WHAT THE TASK REQUIRES: Read the records and gather each line that includes "Debt".

SUPPLIED INFORMATION:
• • •
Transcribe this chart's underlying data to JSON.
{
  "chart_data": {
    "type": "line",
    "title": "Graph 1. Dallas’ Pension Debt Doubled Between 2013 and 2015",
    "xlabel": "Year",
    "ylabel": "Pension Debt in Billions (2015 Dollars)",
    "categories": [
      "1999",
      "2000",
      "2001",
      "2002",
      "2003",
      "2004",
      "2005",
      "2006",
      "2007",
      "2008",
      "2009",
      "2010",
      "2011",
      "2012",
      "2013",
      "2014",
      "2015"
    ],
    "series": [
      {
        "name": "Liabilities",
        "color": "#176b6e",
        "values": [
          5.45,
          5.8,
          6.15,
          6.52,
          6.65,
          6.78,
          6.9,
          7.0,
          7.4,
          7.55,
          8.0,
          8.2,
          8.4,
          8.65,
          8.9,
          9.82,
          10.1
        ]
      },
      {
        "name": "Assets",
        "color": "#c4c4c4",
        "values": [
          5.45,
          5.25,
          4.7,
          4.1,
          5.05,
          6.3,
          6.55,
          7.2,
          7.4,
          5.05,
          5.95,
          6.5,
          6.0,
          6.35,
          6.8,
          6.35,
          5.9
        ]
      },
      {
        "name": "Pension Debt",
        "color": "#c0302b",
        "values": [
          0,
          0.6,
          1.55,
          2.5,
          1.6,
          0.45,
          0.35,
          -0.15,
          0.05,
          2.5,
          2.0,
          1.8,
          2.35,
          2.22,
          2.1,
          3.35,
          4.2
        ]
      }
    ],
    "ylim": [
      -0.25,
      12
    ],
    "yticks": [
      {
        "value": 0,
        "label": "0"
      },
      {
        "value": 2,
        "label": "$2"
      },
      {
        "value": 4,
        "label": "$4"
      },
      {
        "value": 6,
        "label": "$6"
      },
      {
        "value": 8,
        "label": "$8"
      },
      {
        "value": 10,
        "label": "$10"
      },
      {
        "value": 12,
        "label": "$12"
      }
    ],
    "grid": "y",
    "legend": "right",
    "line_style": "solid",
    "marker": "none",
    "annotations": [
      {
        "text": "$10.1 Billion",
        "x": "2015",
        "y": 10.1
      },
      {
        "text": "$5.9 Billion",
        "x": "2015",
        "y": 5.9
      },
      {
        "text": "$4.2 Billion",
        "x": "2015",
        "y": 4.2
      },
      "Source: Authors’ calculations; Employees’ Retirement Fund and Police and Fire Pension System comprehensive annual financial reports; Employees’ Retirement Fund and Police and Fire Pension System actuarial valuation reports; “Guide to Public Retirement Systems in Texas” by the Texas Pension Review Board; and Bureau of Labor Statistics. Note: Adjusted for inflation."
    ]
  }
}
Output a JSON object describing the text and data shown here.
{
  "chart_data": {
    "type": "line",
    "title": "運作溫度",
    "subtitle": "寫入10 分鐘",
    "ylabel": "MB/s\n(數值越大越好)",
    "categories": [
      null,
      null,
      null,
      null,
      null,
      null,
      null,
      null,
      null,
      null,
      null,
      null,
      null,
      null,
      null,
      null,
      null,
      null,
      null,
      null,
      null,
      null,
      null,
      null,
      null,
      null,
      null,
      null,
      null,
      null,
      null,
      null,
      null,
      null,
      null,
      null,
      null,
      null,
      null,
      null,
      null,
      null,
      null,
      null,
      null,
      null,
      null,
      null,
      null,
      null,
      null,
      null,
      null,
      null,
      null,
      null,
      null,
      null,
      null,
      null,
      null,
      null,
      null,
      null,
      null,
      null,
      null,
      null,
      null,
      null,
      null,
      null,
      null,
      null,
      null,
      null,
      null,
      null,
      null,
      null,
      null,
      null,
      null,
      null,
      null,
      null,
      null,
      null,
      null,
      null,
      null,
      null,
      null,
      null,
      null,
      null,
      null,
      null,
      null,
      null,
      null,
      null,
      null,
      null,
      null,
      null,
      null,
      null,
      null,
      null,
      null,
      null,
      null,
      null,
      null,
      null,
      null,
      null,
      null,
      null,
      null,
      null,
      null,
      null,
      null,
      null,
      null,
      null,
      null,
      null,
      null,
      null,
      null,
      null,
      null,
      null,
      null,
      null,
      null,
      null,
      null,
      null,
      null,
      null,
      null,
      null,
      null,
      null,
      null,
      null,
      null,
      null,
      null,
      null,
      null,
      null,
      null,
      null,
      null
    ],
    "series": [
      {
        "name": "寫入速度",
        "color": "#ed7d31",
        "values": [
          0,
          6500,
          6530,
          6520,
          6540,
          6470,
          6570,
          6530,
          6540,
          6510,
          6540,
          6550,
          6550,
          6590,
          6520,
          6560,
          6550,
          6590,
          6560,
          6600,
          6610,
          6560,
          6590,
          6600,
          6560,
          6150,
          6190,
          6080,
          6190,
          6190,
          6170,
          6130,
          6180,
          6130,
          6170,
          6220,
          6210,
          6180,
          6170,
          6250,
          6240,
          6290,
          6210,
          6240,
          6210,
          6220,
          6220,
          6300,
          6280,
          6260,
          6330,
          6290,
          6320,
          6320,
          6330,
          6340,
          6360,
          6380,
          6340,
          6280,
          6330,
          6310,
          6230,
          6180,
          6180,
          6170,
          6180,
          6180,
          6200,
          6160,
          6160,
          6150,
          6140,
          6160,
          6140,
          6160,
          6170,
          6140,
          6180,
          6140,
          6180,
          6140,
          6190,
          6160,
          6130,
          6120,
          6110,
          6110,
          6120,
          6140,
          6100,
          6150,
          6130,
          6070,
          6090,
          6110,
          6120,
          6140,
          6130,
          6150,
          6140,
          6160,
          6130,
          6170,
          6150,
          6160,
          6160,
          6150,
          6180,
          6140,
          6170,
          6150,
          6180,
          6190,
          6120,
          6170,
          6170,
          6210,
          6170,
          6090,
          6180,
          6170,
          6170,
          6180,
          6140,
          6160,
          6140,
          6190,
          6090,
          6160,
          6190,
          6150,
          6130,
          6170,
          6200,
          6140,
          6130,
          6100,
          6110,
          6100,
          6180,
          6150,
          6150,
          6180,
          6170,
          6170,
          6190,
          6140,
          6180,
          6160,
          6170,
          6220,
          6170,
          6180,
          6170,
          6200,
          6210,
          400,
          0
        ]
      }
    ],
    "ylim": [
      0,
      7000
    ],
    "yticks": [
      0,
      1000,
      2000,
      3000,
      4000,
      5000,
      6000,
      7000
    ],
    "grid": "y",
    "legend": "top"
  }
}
• • •
RESULT OF THIS EXERCISE:
    "title": "Graph 1. Dallas’ Pension Debt Doubled Between 2013 and 2015",
    "ylabel": "Pension Debt in Billions (2015 Dollars)",
        "name": "Pension Debt",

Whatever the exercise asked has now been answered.